▸ **Request**
Work out the number of lines containing "Contributors". Answer with nothing but that number.

Start

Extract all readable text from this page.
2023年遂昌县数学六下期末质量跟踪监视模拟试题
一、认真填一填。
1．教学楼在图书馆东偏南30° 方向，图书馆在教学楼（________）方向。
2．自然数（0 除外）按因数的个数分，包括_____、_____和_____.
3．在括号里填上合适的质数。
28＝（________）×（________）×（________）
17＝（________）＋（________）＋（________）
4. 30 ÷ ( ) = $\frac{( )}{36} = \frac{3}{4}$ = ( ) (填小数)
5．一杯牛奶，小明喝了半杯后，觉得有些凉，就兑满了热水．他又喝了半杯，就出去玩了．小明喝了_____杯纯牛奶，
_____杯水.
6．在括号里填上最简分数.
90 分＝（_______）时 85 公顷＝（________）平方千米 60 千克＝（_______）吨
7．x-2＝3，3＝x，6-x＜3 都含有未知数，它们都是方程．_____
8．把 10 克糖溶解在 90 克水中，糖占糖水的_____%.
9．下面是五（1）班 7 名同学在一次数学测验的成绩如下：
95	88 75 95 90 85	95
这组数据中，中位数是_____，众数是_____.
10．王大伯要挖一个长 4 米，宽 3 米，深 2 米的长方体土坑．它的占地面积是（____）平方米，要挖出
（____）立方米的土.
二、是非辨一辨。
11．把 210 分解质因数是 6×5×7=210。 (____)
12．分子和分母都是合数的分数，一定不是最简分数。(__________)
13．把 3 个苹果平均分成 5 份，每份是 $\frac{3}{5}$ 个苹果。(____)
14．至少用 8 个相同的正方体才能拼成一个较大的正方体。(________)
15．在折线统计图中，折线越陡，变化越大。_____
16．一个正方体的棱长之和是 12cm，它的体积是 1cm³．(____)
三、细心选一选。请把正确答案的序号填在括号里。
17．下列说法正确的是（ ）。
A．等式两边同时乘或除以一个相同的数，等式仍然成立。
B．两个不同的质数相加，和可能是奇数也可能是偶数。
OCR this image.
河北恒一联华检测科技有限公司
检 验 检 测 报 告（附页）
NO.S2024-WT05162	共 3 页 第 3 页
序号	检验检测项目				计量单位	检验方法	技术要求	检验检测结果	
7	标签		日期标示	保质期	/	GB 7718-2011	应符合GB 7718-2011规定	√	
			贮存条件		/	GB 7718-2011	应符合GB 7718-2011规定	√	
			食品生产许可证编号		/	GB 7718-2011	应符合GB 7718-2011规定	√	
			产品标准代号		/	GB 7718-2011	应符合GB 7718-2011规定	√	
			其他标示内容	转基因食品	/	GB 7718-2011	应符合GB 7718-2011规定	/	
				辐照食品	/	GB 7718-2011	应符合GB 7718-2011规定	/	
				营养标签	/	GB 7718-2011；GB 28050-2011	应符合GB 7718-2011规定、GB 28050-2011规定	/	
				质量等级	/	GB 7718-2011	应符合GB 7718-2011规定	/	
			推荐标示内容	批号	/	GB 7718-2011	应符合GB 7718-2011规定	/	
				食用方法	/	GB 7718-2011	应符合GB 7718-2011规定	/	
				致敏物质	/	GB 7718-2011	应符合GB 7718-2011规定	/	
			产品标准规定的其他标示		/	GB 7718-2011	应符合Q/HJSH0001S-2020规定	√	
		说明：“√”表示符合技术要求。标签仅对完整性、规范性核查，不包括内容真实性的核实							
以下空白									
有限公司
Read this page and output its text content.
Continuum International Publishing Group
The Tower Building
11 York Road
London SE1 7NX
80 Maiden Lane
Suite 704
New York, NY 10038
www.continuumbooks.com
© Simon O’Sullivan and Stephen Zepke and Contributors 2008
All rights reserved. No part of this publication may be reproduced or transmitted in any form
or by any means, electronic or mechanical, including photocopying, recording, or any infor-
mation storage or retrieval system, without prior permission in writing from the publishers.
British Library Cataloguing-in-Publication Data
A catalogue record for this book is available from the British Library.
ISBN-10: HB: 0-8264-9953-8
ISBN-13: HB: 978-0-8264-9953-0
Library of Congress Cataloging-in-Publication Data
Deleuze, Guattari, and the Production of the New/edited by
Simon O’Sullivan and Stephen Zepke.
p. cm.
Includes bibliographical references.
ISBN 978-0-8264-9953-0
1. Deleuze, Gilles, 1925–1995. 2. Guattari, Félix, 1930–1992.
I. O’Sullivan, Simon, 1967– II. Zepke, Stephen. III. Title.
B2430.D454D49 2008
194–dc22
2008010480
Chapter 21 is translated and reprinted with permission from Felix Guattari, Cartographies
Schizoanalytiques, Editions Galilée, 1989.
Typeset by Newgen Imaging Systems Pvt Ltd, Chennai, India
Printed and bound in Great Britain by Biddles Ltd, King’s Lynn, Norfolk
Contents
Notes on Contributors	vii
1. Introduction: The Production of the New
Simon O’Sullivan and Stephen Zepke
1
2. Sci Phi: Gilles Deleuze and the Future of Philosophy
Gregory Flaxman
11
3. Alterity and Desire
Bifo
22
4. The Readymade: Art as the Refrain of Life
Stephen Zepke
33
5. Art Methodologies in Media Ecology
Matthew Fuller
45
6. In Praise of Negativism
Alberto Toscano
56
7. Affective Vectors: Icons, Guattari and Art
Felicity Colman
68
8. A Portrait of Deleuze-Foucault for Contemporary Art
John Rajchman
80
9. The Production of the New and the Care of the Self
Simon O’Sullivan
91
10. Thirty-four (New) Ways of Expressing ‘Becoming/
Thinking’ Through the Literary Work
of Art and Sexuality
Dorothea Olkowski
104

End

▸ **Correct answer**
2